Balance Sheet The balance sheet has grown substantially as the company scaled, with total assets rising and a notable build‑up of cash compared with its early years. Debt has also increased a lot and now sits well above the company’s equity base, which means leverage is a real point to watch, even if some of that debt is tied to funding loans rather than day‑to‑day operations. Equity has inched up only slowly, reflecting limited retained earnings because of recent losses. Overall, Upstart has a reasonably solid liquidity cushion, but its capital structure is more debt‑heavy than before, which adds sensitivity to credit markets and funding conditions.


Cash Flow

Cash Flow Cash generation has been very up and down. Upstart showed healthy operating and free cash flow in the high‑growth years, then swung to sizeable cash burn when the lending market tightened and volumes fell. More recently, cash flow has moved back into positive territory, which is encouraging and suggests the core model can generate cash when conditions are more favorable and costs are contained. Capital spending is very light, so most cash movement comes from working capital, loan funding dynamics, and operating performance rather than big investments in physical assets. The big uncertainty is whether positive cash flow can be sustained across a full credit cycle.


Competitive Edge

Competitive Edge Upstart sits at the intersection of finance and technology, trying to replace traditional credit scoring with AI‑driven underwriting. Its edge comes from using a very wide range of data points and continuously training models on growing amounts of repayment history, which can create a self‑reinforcing data advantage over time. The company operates as a technology partner rather than a bank, relying on a network of banks and credit unions to fund loans, which lets it scale without taking on the full weight of credit risk—but also makes it dependent on those partners’ confidence and on broader funding conditions. Competition is intense from both traditional lenders and other fintechs working on similar AI‑based models, and regulators are watching AI lending closely, so maintaining trust, compliance, and clear evidence that its models are fair and effective is essential to its long‑term position.

> [INFORMATION GIVEN]
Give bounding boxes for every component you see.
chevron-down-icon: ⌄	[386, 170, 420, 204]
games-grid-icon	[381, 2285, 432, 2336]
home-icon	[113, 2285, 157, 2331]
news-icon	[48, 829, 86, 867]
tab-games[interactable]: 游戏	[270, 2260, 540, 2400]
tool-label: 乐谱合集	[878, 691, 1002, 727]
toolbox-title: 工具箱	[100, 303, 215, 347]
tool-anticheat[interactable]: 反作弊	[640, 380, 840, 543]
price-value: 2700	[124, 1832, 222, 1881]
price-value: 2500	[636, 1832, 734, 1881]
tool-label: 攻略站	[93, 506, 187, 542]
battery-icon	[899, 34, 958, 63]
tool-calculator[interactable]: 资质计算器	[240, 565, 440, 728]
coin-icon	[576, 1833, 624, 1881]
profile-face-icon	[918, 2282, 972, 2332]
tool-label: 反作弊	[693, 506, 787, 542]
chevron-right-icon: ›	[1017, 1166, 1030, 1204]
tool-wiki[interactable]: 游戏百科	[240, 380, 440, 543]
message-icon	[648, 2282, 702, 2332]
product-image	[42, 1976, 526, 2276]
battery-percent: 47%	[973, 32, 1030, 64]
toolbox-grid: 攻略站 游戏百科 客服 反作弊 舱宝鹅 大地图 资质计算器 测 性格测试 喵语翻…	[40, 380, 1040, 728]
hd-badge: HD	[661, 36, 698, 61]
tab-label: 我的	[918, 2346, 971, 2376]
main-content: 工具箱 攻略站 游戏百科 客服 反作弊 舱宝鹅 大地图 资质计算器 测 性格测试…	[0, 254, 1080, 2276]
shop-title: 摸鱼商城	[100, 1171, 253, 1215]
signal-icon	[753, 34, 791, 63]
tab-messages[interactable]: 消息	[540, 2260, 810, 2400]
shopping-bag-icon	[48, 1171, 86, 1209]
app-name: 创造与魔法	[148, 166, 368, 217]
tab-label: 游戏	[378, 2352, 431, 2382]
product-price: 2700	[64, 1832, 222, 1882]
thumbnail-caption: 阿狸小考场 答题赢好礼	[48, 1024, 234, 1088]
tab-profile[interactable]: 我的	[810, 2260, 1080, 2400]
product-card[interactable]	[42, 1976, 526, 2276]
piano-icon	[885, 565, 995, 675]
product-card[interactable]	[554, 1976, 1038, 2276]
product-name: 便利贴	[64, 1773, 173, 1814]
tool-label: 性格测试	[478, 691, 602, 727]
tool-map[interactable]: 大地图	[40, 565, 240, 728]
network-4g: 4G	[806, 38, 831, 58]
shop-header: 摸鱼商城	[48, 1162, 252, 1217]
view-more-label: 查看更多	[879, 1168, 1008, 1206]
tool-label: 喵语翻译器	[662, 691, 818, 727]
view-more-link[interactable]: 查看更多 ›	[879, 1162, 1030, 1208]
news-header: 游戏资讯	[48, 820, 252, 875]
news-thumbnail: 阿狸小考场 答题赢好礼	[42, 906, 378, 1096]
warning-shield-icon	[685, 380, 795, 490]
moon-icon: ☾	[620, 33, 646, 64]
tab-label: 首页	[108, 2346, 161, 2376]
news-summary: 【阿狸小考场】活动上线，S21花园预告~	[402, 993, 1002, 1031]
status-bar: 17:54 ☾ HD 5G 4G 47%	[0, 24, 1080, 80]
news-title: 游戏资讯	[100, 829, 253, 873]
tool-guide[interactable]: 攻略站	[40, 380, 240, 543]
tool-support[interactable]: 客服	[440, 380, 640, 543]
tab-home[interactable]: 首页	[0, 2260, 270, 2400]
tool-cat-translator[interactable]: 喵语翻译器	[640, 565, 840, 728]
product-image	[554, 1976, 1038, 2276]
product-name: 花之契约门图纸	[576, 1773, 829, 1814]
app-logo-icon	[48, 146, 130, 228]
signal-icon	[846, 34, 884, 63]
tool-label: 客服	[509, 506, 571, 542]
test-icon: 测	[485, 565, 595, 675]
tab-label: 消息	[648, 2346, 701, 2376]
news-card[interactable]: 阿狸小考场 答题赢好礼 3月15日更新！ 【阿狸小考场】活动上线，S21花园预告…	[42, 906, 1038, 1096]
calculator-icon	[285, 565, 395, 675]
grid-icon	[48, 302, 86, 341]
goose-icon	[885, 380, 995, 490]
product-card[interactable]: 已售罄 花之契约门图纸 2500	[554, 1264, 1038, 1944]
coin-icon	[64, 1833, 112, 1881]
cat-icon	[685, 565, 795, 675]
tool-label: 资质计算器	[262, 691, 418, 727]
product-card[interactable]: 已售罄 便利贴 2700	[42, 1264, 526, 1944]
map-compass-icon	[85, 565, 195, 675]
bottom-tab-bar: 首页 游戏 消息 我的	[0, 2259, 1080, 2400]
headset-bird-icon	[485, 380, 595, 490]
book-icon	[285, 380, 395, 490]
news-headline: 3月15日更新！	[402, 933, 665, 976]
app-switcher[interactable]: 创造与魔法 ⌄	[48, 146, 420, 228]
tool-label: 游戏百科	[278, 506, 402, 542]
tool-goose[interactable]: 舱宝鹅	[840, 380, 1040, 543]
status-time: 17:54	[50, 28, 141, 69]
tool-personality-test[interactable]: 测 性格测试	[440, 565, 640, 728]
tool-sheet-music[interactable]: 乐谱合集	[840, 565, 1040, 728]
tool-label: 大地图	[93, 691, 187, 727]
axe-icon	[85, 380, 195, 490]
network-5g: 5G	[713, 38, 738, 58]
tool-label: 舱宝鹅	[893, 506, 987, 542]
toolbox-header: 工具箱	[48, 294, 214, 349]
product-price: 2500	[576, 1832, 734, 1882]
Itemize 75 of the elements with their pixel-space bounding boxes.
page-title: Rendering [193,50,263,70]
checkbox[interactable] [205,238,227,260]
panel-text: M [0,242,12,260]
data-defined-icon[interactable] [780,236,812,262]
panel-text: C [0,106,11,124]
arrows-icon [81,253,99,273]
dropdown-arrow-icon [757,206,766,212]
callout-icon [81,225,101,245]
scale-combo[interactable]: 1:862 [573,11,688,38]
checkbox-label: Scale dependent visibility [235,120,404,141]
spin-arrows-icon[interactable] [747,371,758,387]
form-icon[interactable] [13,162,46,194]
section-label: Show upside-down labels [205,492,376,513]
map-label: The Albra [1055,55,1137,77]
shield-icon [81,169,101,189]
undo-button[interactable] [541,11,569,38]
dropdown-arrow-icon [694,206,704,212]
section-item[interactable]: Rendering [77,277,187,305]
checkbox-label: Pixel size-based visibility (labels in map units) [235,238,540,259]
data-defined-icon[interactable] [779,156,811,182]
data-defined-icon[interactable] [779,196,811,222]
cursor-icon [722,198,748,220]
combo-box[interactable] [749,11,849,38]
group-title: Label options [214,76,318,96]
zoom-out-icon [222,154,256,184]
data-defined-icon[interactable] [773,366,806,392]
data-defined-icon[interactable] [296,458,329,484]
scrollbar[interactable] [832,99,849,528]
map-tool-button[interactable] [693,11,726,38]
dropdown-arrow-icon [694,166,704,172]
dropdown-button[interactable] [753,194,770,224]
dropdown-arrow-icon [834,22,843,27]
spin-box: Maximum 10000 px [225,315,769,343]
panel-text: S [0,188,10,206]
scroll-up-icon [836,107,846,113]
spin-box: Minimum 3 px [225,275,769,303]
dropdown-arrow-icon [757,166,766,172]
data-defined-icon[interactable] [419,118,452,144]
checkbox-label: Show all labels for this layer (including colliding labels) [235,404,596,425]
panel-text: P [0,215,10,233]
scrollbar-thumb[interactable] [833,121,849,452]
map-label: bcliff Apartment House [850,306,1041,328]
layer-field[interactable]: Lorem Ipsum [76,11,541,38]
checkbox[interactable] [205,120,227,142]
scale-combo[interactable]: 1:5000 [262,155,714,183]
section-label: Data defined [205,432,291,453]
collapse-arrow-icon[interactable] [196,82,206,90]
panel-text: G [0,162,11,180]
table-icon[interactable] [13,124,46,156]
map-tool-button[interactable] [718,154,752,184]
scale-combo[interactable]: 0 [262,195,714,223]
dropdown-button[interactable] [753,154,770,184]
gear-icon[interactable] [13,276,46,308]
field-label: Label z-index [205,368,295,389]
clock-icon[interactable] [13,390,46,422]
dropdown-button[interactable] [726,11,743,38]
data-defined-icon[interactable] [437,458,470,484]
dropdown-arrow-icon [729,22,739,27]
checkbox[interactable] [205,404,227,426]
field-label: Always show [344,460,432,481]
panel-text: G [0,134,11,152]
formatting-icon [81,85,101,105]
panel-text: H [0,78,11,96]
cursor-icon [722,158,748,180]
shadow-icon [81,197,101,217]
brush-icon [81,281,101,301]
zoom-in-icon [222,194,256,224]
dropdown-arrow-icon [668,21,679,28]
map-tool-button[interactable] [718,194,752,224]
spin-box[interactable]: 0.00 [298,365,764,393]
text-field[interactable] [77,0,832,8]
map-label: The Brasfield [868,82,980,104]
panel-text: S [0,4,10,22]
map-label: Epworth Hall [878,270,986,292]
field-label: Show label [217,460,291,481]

> [WORK INSTRUCTIONS]
1/ Reproduce word for word the portion of the Upstart excerpt running from "Balance Sheet The" down to "and funding conditions.".
2/ Resume the Upstart excerpt immediately after its last sentence.
The data come from a source separate from the Upstart excerpt.

> [OUTPUTS BY TASK]
1/
Balance Sheet The balance sheet has grown substantially as the company scaled, with total assets rising and a notable build‑up of cash compared with its early years. Debt has also increased a lot and now sits well above the company’s equity base, which means leverage is a real point to watch, even if some of that debt is tied to funding loans rather than day‑to‑day operations. Equity has inched up only slowly, reflecting limited retained earnings because of recent losses. Overall, Upstart has a reasonably solid liquidity cushion, but its capital structure is more debt‑heavy than before, which adds sensitivity to credit markets and funding conditions.

2/
Innovation and R&D

Innovation and R&D Innovation is the heart of Upstart’s strategy. The company constantly refreshes its AI models, claims meaningfully better risk prediction than older credit methods, and has driven very high automation in loan approvals. This gives it a chance to offer faster decisions, potentially lower losses, and broader access to credit for borrowers who might be overlooked by traditional scores. Upstart is also widening its product set beyond personal loans into areas like auto loans and home‑equity products, aiming to become a broad, always‑on credit platform. The opportunity is substantial, but the company must keep proving that each new model and product works well through different economic conditions, and that its AI remains explainable, fair, and compliant with evolving regulations.


Summary

Upstart is an ambitious, AI‑driven lending platform that has already shown it can scale quickly and operate profitably in good times, but its results have been volatile and highly sensitive to credit cycles and funding conditions. Revenue and profits surged early after the IPO, then dropped as the lending environment turned, pushing the company into several years of losses before signs of improvement more recently. The balance sheet is larger and more liquid than in its early days but also more leveraged, making funding markets and partner confidence especially important. The core technology and data‑driven approach appear differentiated and are steadily expanding into new loan types, which could broaden the addressable market if execution is strong. Overall, this is a high‑innovation, high‑uncertainty story: success depends on proving that its AI models can consistently manage credit risk, navigate regulation, and deliver stable profitability across full economic cycles.